- _Directions for this task_: Count the lines below that contain the word "earnings", and report only that number.

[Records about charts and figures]
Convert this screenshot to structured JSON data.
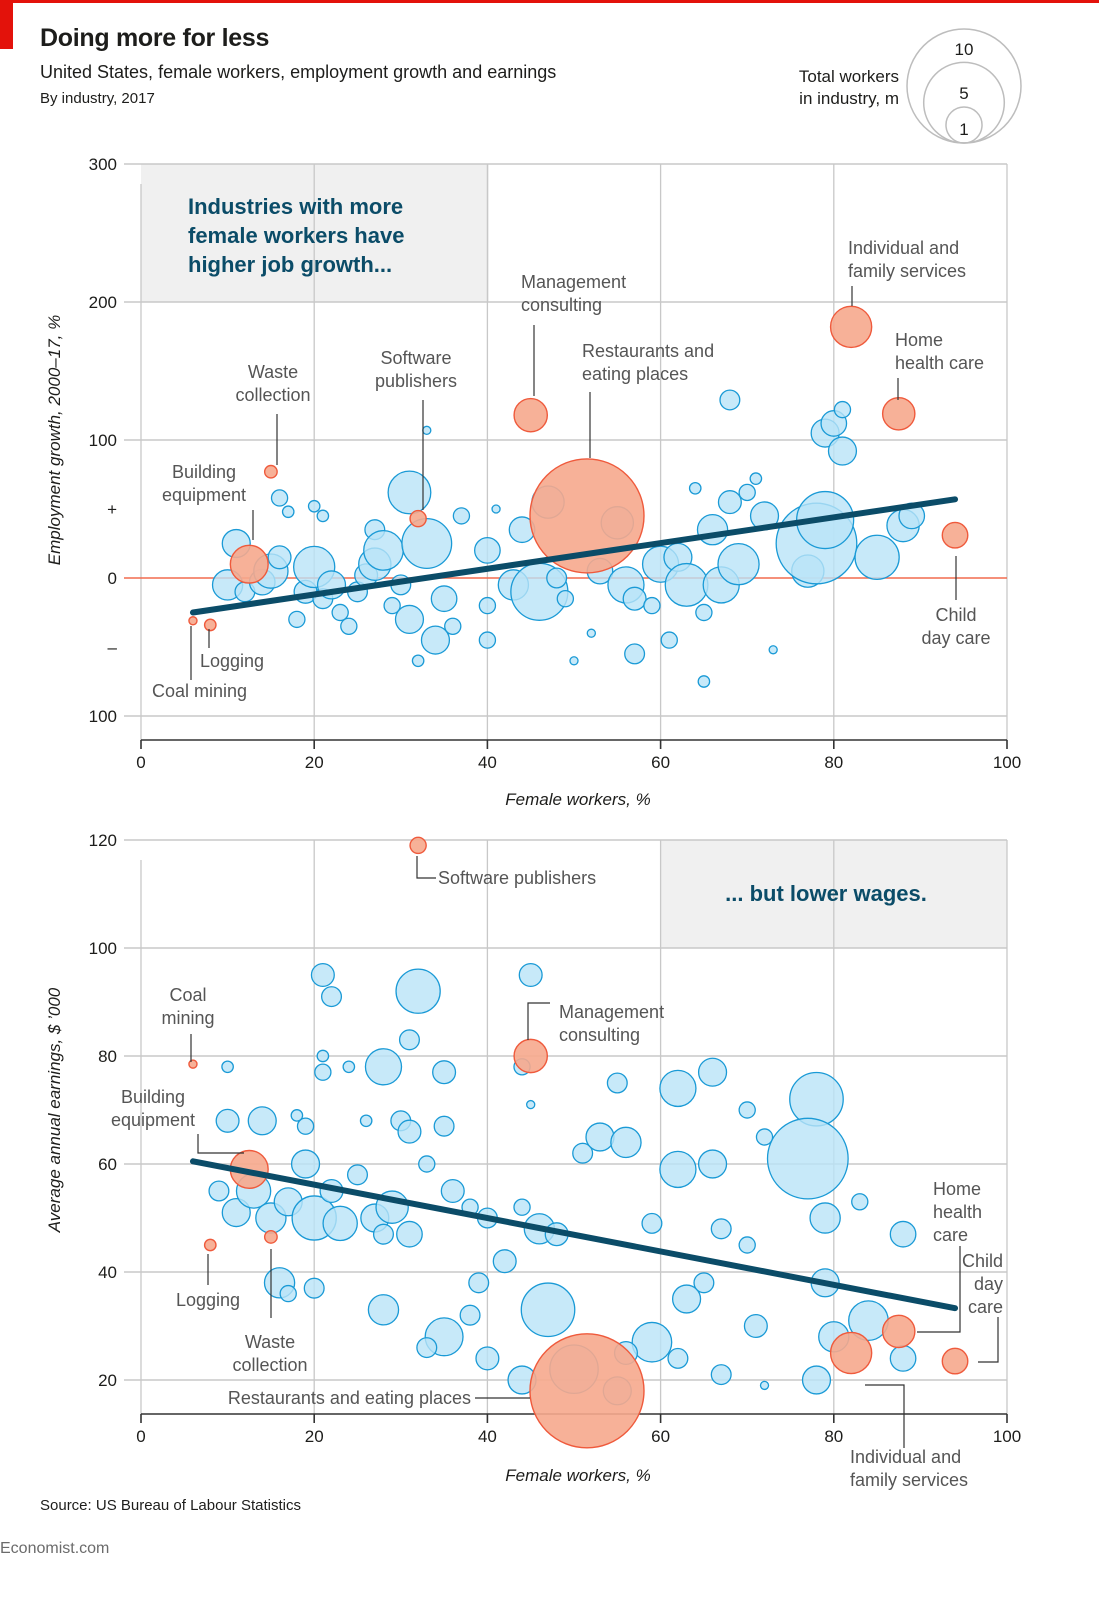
{
  "header": {
    "title": "Doing more for less",
    "subtitle": "United States, female workers, employment growth and earnings",
    "subtitle2": "By industry, 2017"
  },
  "size_legend": {
    "label_line1": "Total workers",
    "label_line2": "in industry, m",
    "values": [
      10,
      5,
      1
    ]
  },
  "colors": {
    "bubble_fill": "#b9e4f8",
    "bubble_stroke": "#1a9ad6",
    "highlight_fill": "#f6a88d",
    "highlight_stroke": "#ef5a3c",
    "trend": "#0b4c68",
    "zero_line": "#f26b4f",
    "grid": "#c8c8c8",
    "annotation_box": "#f0f0f0",
    "annotation_text": "#0b4c68"
  },
  "footer": {
    "source": "Source: US Bureau of Labour Statistics",
    "brand": "Economist.com"
  },
  "chart_data": [
    {
      "type": "scatter",
      "title": "Employment growth vs share of female workers",
      "annotation": [
        "Industries with more",
        "female workers have",
        "higher job growth..."
      ],
      "xlabel": "Female workers, %",
      "ylabel": "Employment growth, 2000–17, %",
      "xlim": [
        0,
        100
      ],
      "ylim": [
        -100,
        300
      ],
      "xticks": [
        "0",
        "20",
        "40",
        "60",
        "80",
        "100"
      ],
      "yticks": [
        {
          "value": 300,
          "label": "300"
        },
        {
          "value": 200,
          "label": "200"
        },
        {
          "value": 100,
          "label": "100"
        },
        {
          "value": 50,
          "label": "+"
        },
        {
          "value": 0,
          "label": "0"
        },
        {
          "value": -50,
          "label": "–"
        },
        {
          "value": -100,
          "label": "100"
        }
      ],
      "grid": true,
      "trend": {
        "x": [
          6,
          94
        ],
        "y": [
          -25,
          57
        ]
      },
      "highlighted": [
        {
          "name": "Coal mining",
          "label_lines": [
            "Coal mining"
          ],
          "x": 6,
          "y": -31,
          "size_m": 0.05
        },
        {
          "name": "Logging",
          "label_lines": [
            "Logging"
          ],
          "x": 8,
          "y": -34,
          "size_m": 0.1
        },
        {
          "name": "Building equipment",
          "label_lines": [
            "Building",
            "equipment"
          ],
          "x": 12.5,
          "y": 10,
          "size_m": 1.1
        },
        {
          "name": "Waste collection",
          "label_lines": [
            "Waste",
            "collection"
          ],
          "x": 15,
          "y": 77,
          "size_m": 0.12
        },
        {
          "name": "Software publishers",
          "label_lines": [
            "Software",
            "publishers"
          ],
          "x": 32,
          "y": 43,
          "size_m": 0.2
        },
        {
          "name": "Management consulting",
          "label_lines": [
            "Management",
            "consulting"
          ],
          "x": 45,
          "y": 118,
          "size_m": 0.85
        },
        {
          "name": "Restaurants and eating places",
          "label_lines": [
            "Restaurants and",
            "eating places"
          ],
          "x": 51.5,
          "y": 45,
          "size_m": 10.0
        },
        {
          "name": "Individual and family services",
          "label_lines": [
            "Individual and",
            "family services"
          ],
          "x": 82,
          "y": 182,
          "size_m": 1.3
        },
        {
          "name": "Home health care",
          "label_lines": [
            "Home",
            "health care"
          ],
          "x": 87.5,
          "y": 119,
          "size_m": 0.8
        },
        {
          "name": "Child day care",
          "label_lines": [
            "Child",
            "day care"
          ],
          "x": 94,
          "y": 31,
          "size_m": 0.5
        }
      ],
      "others": [
        [
          10,
          -5,
          0.7
        ],
        [
          11,
          25,
          0.6
        ],
        [
          12,
          -10,
          0.3
        ],
        [
          14,
          -3,
          0.5
        ],
        [
          15,
          5,
          0.9
        ],
        [
          16,
          15,
          0.4
        ],
        [
          16,
          58,
          0.2
        ],
        [
          17,
          48,
          0.1
        ],
        [
          18,
          -30,
          0.2
        ],
        [
          19,
          -10,
          0.4
        ],
        [
          20,
          52,
          0.1
        ],
        [
          20,
          8,
          1.3
        ],
        [
          21,
          45,
          0.1
        ],
        [
          21,
          -15,
          0.3
        ],
        [
          22,
          -5,
          0.6
        ],
        [
          23,
          -25,
          0.2
        ],
        [
          24,
          -35,
          0.2
        ],
        [
          25,
          -10,
          0.3
        ],
        [
          26,
          2,
          0.4
        ],
        [
          27,
          35,
          0.3
        ],
        [
          27,
          10,
          0.8
        ],
        [
          28,
          20,
          1.2
        ],
        [
          29,
          -20,
          0.2
        ],
        [
          30,
          -5,
          0.3
        ],
        [
          31,
          -30,
          0.6
        ],
        [
          31,
          62,
          1.4
        ],
        [
          32,
          -60,
          0.1
        ],
        [
          33,
          107,
          0.05
        ],
        [
          33,
          25,
          1.9
        ],
        [
          34,
          -45,
          0.6
        ],
        [
          35,
          -15,
          0.5
        ],
        [
          36,
          -35,
          0.2
        ],
        [
          37,
          45,
          0.2
        ],
        [
          40,
          20,
          0.5
        ],
        [
          40,
          -20,
          0.2
        ],
        [
          40,
          -45,
          0.2
        ],
        [
          41,
          50,
          0.05
        ],
        [
          43,
          -5,
          0.7
        ],
        [
          44,
          35,
          0.5
        ],
        [
          46,
          -10,
          2.5
        ],
        [
          47,
          55,
          0.8
        ],
        [
          48,
          0,
          0.3
        ],
        [
          49,
          -15,
          0.2
        ],
        [
          50,
          -60,
          0.05
        ],
        [
          52,
          -40,
          0.05
        ],
        [
          53,
          5,
          0.5
        ],
        [
          55,
          40,
          0.8
        ],
        [
          56,
          -5,
          1.0
        ],
        [
          57,
          -15,
          0.4
        ],
        [
          57,
          -55,
          0.3
        ],
        [
          59,
          -20,
          0.2
        ],
        [
          60,
          10,
          1.0
        ],
        [
          61,
          -45,
          0.2
        ],
        [
          62,
          15,
          0.6
        ],
        [
          63,
          -5,
          1.4
        ],
        [
          64,
          65,
          0.1
        ],
        [
          65,
          -25,
          0.2
        ],
        [
          65,
          -75,
          0.1
        ],
        [
          66,
          35,
          0.7
        ],
        [
          67,
          -5,
          1.0
        ],
        [
          68,
          55,
          0.4
        ],
        [
          68,
          129,
          0.3
        ],
        [
          69,
          10,
          1.3
        ],
        [
          70,
          62,
          0.2
        ],
        [
          71,
          72,
          0.1
        ],
        [
          72,
          45,
          0.6
        ],
        [
          73,
          -52,
          0.05
        ],
        [
          77,
          5,
          0.8
        ],
        [
          78,
          25,
          5.0
        ],
        [
          79,
          42,
          2.5
        ],
        [
          79,
          105,
          0.6
        ],
        [
          80,
          112,
          0.5
        ],
        [
          81,
          92,
          0.6
        ],
        [
          81,
          122,
          0.2
        ],
        [
          85,
          15,
          1.5
        ],
        [
          88,
          38,
          0.8
        ],
        [
          89,
          45,
          0.5
        ]
      ]
    },
    {
      "type": "scatter",
      "title": "Average annual earnings vs share of female workers",
      "annotation": [
        "... but lower wages."
      ],
      "xlabel": "Female workers, %",
      "ylabel": "Average annual earnings, $ ’000",
      "xlim": [
        0,
        100
      ],
      "ylim": [
        13,
        120
      ],
      "xticks": [
        "0",
        "20",
        "40",
        "60",
        "80",
        "100"
      ],
      "yticks": [
        {
          "value": 120,
          "label": "120"
        },
        {
          "value": 100,
          "label": "100"
        },
        {
          "value": 80,
          "label": "80"
        },
        {
          "value": 60,
          "label": "60"
        },
        {
          "value": 40,
          "label": "40"
        },
        {
          "value": 20,
          "label": "20"
        }
      ],
      "grid": true,
      "trend": {
        "x": [
          6,
          94
        ],
        "y": [
          60.5,
          33.3
        ]
      },
      "highlighted": [
        {
          "name": "Software publishers",
          "label_lines": [
            "Software publishers"
          ],
          "x": 32,
          "y": 119,
          "size_m": 0.2
        },
        {
          "name": "Coal mining",
          "label_lines": [
            "Coal",
            "mining"
          ],
          "x": 6,
          "y": 78.5,
          "size_m": 0.05
        },
        {
          "name": "Management consulting",
          "label_lines": [
            "Management",
            "consulting"
          ],
          "x": 45,
          "y": 80,
          "size_m": 0.85
        },
        {
          "name": "Building equipment",
          "label_lines": [
            "Building",
            "equipment"
          ],
          "x": 12.5,
          "y": 59,
          "size_m": 1.1
        },
        {
          "name": "Logging",
          "label_lines": [
            "Logging"
          ],
          "x": 8,
          "y": 45,
          "size_m": 0.1
        },
        {
          "name": "Waste collection",
          "label_lines": [
            "Waste",
            "collection"
          ],
          "x": 15,
          "y": 46.5,
          "size_m": 0.12
        },
        {
          "name": "Restaurants and eating places",
          "label_lines": [
            "Restaurants and eating places"
          ],
          "x": 51.5,
          "y": 18,
          "size_m": 10.0
        },
        {
          "name": "Home health care",
          "label_lines": [
            "Home",
            "health",
            "care"
          ],
          "x": 87.5,
          "y": 29,
          "size_m": 0.8
        },
        {
          "name": "Child day care",
          "label_lines": [
            "Child",
            "day",
            "care"
          ],
          "x": 94,
          "y": 23.5,
          "size_m": 0.5
        },
        {
          "name": "Individual and family services",
          "label_lines": [
            "Individual and",
            "family services"
          ],
          "x": 82,
          "y": 25,
          "size_m": 1.3
        }
      ],
      "others": [
        [
          21,
          95,
          0.4
        ],
        [
          22,
          91,
          0.3
        ],
        [
          32,
          92,
          1.5
        ],
        [
          31,
          83,
          0.3
        ],
        [
          28,
          78,
          1.0
        ],
        [
          24,
          78,
          0.1
        ],
        [
          21,
          80,
          0.1
        ],
        [
          21,
          77,
          0.2
        ],
        [
          35,
          77,
          0.4
        ],
        [
          45,
          95,
          0.4
        ],
        [
          44,
          78,
          0.2
        ],
        [
          45,
          71,
          0.05
        ],
        [
          55,
          75,
          0.3
        ],
        [
          62,
          74,
          1.0
        ],
        [
          66,
          77,
          0.6
        ],
        [
          78,
          72,
          2.2
        ],
        [
          70,
          70,
          0.2
        ],
        [
          10,
          78,
          0.1
        ],
        [
          10,
          68,
          0.4
        ],
        [
          14,
          68,
          0.6
        ],
        [
          18,
          69,
          0.1
        ],
        [
          19,
          67,
          0.2
        ],
        [
          26,
          68,
          0.1
        ],
        [
          30,
          68,
          0.3
        ],
        [
          31,
          66,
          0.4
        ],
        [
          35,
          67,
          0.3
        ],
        [
          9,
          55,
          0.3
        ],
        [
          11,
          51,
          0.6
        ],
        [
          13,
          55,
          0.9
        ],
        [
          15,
          50,
          0.7
        ],
        [
          17,
          53,
          0.6
        ],
        [
          19,
          60,
          0.6
        ],
        [
          20,
          50,
          1.5
        ],
        [
          22,
          55,
          0.4
        ],
        [
          23,
          49,
          0.9
        ],
        [
          25,
          58,
          0.3
        ],
        [
          27,
          50,
          0.6
        ],
        [
          28,
          47,
          0.3
        ],
        [
          29,
          52,
          0.8
        ],
        [
          31,
          47,
          0.5
        ],
        [
          33,
          60,
          0.2
        ],
        [
          36,
          55,
          0.4
        ],
        [
          38,
          52,
          0.2
        ],
        [
          40,
          50,
          0.3
        ],
        [
          42,
          42,
          0.4
        ],
        [
          44,
          52,
          0.2
        ],
        [
          46,
          48,
          0.7
        ],
        [
          48,
          47,
          0.4
        ],
        [
          51,
          62,
          0.3
        ],
        [
          53,
          65,
          0.6
        ],
        [
          56,
          64,
          0.7
        ],
        [
          59,
          49,
          0.3
        ],
        [
          62,
          59,
          1.0
        ],
        [
          66,
          60,
          0.6
        ],
        [
          67,
          48,
          0.3
        ],
        [
          70,
          45,
          0.2
        ],
        [
          72,
          65,
          0.2
        ],
        [
          77,
          61,
          5.0
        ],
        [
          79,
          50,
          0.7
        ],
        [
          83,
          53,
          0.2
        ],
        [
          88,
          47,
          0.5
        ],
        [
          79,
          38,
          0.6
        ],
        [
          80,
          28,
          0.7
        ],
        [
          84,
          31,
          1.2
        ],
        [
          88,
          24,
          0.5
        ],
        [
          78,
          20,
          0.6
        ],
        [
          72,
          19,
          0.05
        ],
        [
          67,
          21,
          0.3
        ],
        [
          62,
          24,
          0.3
        ],
        [
          59,
          27,
          1.2
        ],
        [
          56,
          25,
          0.4
        ],
        [
          55,
          18,
          0.6
        ],
        [
          50,
          22,
          1.8
        ],
        [
          47,
          33,
          2.2
        ],
        [
          44,
          20,
          0.6
        ],
        [
          40,
          24,
          0.4
        ],
        [
          38,
          32,
          0.3
        ],
        [
          35,
          28,
          1.1
        ],
        [
          33,
          26,
          0.3
        ],
        [
          28,
          33,
          0.7
        ],
        [
          20,
          37,
          0.3
        ],
        [
          16,
          38,
          0.7
        ],
        [
          17,
          36,
          0.2
        ],
        [
          39,
          38,
          0.3
        ],
        [
          63,
          35,
          0.6
        ],
        [
          65,
          38,
          0.3
        ],
        [
          71,
          30,
          0.4
        ]
      ]
    }
  ]
}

- _Finished exercise_: 3